>> begin Provided records

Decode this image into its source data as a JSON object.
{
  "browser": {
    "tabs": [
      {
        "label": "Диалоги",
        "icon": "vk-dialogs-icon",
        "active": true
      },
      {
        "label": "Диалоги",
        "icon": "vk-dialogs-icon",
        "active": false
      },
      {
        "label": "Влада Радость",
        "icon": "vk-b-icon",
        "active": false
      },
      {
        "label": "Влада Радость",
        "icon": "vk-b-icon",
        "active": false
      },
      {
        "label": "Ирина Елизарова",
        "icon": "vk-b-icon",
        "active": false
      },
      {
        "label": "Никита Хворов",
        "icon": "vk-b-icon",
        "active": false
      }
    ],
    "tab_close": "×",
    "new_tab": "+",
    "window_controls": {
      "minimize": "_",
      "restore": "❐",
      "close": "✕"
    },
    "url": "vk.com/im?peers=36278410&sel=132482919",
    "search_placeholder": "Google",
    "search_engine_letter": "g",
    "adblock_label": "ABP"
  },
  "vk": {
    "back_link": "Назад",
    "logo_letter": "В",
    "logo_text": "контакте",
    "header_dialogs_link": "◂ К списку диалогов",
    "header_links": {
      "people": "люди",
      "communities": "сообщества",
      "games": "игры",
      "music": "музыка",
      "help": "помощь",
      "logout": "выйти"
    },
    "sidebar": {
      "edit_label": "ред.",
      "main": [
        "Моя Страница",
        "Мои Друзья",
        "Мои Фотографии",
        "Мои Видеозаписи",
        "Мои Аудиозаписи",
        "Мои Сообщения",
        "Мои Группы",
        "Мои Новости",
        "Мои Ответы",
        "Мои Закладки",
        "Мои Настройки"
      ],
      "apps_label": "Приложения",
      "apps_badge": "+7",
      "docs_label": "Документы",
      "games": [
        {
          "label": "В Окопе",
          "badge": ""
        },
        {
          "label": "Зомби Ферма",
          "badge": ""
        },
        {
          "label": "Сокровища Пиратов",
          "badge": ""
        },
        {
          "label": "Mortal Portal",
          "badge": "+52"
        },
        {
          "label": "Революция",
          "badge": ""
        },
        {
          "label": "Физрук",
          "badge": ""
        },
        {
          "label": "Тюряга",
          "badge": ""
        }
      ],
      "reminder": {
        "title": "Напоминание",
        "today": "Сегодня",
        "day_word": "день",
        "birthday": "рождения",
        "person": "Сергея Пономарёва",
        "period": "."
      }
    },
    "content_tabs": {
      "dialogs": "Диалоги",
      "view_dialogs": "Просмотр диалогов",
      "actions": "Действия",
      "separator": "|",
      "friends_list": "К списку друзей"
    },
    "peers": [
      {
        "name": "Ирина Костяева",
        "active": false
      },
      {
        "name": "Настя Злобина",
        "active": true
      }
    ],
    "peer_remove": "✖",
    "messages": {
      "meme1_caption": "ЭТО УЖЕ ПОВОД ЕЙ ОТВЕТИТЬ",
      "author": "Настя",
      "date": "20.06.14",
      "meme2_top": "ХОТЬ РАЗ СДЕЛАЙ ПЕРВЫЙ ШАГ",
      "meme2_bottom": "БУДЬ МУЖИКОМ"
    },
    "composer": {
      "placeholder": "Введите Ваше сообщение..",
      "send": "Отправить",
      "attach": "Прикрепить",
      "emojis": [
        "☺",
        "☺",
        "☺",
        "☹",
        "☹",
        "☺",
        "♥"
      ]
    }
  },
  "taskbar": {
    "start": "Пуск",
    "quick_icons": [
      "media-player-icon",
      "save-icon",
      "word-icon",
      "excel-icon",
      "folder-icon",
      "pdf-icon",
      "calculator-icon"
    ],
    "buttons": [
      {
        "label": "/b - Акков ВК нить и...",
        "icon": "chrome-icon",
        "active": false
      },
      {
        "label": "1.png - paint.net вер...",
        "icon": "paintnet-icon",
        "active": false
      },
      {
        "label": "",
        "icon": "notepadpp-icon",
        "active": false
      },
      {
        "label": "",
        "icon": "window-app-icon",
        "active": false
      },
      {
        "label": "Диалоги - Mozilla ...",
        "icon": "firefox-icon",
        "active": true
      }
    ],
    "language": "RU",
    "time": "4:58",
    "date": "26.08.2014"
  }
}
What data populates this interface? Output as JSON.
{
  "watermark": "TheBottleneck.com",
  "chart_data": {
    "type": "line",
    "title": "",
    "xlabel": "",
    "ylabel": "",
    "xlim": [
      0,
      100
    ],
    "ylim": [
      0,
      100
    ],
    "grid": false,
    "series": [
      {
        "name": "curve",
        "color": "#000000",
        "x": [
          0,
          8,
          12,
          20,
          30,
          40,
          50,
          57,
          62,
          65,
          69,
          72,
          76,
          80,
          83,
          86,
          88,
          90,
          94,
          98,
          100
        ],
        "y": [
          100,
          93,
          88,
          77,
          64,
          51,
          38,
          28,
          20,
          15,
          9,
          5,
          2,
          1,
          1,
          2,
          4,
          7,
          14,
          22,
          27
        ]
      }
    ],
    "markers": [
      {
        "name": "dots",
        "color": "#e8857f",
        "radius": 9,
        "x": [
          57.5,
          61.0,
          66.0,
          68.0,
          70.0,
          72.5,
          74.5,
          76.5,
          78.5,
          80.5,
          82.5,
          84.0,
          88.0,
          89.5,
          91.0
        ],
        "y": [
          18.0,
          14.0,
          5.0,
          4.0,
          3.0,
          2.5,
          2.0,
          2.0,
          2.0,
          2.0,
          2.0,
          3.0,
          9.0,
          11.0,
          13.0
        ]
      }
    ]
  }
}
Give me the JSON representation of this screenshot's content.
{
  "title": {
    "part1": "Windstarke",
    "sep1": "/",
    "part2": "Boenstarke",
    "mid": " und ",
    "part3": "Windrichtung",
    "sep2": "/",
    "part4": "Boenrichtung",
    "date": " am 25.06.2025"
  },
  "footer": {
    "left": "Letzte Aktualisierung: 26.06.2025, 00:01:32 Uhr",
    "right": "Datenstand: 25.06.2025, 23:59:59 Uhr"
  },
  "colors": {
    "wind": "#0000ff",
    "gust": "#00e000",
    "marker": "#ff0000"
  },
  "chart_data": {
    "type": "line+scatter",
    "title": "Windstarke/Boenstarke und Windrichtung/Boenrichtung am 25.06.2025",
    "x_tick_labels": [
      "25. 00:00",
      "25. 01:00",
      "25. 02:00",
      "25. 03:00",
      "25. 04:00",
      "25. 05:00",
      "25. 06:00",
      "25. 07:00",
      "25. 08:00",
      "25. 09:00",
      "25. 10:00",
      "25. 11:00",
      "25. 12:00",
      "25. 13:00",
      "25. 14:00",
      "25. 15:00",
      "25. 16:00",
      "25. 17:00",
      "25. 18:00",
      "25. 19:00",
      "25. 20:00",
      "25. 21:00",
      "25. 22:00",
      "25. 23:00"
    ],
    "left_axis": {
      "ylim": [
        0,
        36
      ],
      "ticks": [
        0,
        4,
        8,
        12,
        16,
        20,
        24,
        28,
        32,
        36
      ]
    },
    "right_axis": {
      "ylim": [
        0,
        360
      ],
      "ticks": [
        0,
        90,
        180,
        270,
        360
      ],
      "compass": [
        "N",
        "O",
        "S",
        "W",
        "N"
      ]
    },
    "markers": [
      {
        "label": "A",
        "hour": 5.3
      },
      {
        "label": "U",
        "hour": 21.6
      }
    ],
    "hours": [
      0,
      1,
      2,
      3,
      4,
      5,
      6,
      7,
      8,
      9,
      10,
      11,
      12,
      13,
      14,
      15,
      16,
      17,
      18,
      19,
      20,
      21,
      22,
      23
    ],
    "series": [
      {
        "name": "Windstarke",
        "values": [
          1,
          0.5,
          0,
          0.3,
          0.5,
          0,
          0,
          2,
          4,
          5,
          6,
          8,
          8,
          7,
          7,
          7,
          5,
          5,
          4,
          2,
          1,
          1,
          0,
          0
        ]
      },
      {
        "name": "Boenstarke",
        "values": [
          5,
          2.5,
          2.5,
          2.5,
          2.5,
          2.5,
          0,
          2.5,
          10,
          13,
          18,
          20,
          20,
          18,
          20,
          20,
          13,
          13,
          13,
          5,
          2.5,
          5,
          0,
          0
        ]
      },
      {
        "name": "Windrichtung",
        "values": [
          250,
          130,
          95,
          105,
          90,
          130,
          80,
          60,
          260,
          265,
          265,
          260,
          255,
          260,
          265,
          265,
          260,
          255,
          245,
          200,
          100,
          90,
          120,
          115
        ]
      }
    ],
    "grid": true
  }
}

>> end Provided records

=== Work to complete ===
Using the records above, select and copy every line that has the word "Boenstarke".

=== Right answer ===
    "part2": "Boenstarke",
    "title": "Windstarke/Boenstarke und Windrichtung/Boenrichtung am 25.06.2025",
        "name": "Boenstarke",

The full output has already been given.